把下面讲二叉树中序遍历后继节点的这段文本从头到尾一字不差地重抄一遍。

==== 正文

二叉树寻找中序遍历的后继节点

From: http://www.careercup.com/question?id=13324669

Question:

There is a tree with additional field in each node, named "next". We have to put the inorder successor in this pointer.

Answer:

public class SetInorderSuccessor
{
	static Node prev=null;
	void put_successor(Node node)
	{
		if(node==null) return;
		put_successor(node.left);
		if(prev!=null) prev.next=node;
		prev=node;
		put_successor(node.right);
	}
}

使用静态变量prev来保持前驱节点很巧妙。

顺便可以解决下面的问题，

1. You are given a binary search tree of integers. Given a target integer, find the greatest integer that is smaller than the target integer.

2. A program to check if a binary tree is BST or not  (from http://www.geeksforgeeks.org/archives/3042) 

We can avoid the use of Auxiliary Array. While doing In-Order traversal, we can keep track of previously visited node. If the value of the currently visited node is less than the previous value, then tree is not BST.

bool isBST(struct node* root)
{
    static struct node *prev = NULL;
     
    // traverse the tree in inorder fashion and keep track of prev node
    if(root)
    {
        if(!isBST(root->left))
          return false;
 
        // Allows only distinct valued nodes 
        if(prev != NULL && root->data <= prev->data)
          return false;
 
        prev = root;
 
        return isBST(root->right);
    }
 
    return true;
}

========
==== 所给材料

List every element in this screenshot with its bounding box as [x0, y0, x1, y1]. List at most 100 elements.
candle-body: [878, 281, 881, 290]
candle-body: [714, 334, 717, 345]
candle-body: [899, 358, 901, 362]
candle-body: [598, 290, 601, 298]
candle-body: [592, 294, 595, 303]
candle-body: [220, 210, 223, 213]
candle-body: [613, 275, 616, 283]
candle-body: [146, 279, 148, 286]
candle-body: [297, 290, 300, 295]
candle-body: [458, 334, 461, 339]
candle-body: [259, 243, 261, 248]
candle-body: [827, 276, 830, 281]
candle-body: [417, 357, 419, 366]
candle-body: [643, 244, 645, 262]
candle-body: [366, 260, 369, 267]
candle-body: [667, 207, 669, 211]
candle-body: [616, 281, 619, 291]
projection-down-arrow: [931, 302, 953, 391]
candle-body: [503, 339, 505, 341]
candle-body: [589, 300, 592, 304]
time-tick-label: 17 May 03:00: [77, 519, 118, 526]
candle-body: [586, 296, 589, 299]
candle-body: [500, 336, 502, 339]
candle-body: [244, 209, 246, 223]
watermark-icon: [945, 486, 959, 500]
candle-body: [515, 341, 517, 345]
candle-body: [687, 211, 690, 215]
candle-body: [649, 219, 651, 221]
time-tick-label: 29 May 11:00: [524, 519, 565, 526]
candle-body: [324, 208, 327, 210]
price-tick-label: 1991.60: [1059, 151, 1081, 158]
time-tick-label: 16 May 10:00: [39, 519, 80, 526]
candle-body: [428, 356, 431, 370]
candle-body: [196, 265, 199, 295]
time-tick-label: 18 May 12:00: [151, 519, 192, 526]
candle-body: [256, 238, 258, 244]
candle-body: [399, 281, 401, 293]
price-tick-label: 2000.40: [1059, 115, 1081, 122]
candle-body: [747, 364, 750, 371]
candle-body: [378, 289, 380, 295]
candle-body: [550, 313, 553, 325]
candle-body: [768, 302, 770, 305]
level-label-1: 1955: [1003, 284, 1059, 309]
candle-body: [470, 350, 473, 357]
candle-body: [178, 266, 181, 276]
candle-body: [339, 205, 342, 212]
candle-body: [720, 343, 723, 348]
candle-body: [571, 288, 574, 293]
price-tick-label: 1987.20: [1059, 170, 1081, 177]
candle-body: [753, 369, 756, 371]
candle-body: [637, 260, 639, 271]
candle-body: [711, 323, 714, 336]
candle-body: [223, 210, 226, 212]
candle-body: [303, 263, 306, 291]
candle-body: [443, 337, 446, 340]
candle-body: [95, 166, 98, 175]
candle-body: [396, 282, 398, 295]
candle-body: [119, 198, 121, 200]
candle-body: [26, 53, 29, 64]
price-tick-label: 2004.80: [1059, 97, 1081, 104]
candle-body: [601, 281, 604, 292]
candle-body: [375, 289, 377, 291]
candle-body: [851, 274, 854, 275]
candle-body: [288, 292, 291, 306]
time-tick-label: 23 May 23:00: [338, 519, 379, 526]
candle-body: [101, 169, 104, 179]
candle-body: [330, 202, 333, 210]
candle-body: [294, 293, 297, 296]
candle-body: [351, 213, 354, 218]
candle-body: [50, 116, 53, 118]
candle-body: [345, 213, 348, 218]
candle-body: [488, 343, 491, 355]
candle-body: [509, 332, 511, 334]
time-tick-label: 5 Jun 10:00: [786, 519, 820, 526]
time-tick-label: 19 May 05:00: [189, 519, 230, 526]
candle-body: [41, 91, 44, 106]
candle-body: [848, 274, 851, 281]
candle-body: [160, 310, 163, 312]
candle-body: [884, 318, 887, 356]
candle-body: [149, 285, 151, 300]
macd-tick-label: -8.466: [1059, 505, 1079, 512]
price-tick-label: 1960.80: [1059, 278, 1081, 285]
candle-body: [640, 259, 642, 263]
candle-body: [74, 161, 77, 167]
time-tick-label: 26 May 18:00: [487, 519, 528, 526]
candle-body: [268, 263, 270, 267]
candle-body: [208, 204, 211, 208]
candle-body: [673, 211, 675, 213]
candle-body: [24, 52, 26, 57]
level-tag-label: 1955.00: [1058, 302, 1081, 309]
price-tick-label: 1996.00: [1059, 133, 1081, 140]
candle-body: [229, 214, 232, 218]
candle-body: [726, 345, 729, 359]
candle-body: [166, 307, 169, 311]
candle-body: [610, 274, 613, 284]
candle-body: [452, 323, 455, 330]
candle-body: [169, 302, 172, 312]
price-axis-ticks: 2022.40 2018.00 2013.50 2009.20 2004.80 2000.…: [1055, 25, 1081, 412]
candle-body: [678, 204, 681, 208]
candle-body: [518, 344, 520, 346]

========

■ **回答**
二叉树寻找中序遍历的后继节点

From: http://www.careercup.com/question?id=13324669

Question:

There is a tree with additional field in each node, named "next". We have to put the inorder successor in this pointer.

Answer:

public class SetInorderSuccessor
{
	static Node prev=null;
	void put_successor(Node node)
	{
		if(node==null) return;
		put_successor(node.left);
		if(prev!=null) prev.next=node;
		prev=node;
		put_successor(node.right);
	}
}

使用静态变量prev来保持前驱节点很巧妙。

顺便可以解决下面的问题，

1. You are given a binary search tree of integers. Given a target integer, find the greatest integer that is smaller than the target integer.

2. A program to check if a binary tree is BST or not  (from http://www.geeksforgeeks.org/archives/3042) 

We can avoid the use of Auxiliary Array. While doing In-Order traversal, we can keep track of previously visited node. If the value of the currently visited node is less than the previous value, then tree is not BST.

bool isBST(struct node* root)
{
    static struct node *prev = NULL;
     
    // traverse the tree in inorder fashion and keep track of prev node
    if(root)
    {
        if(!isBST(root->left))
          return false;
 
        // Allows only distinct valued nodes 
        if(prev != NULL && root->data <= prev->data)
          return false;
 
        prev = root;
 
        return isBST(root->right);
    }
 
    return true;
}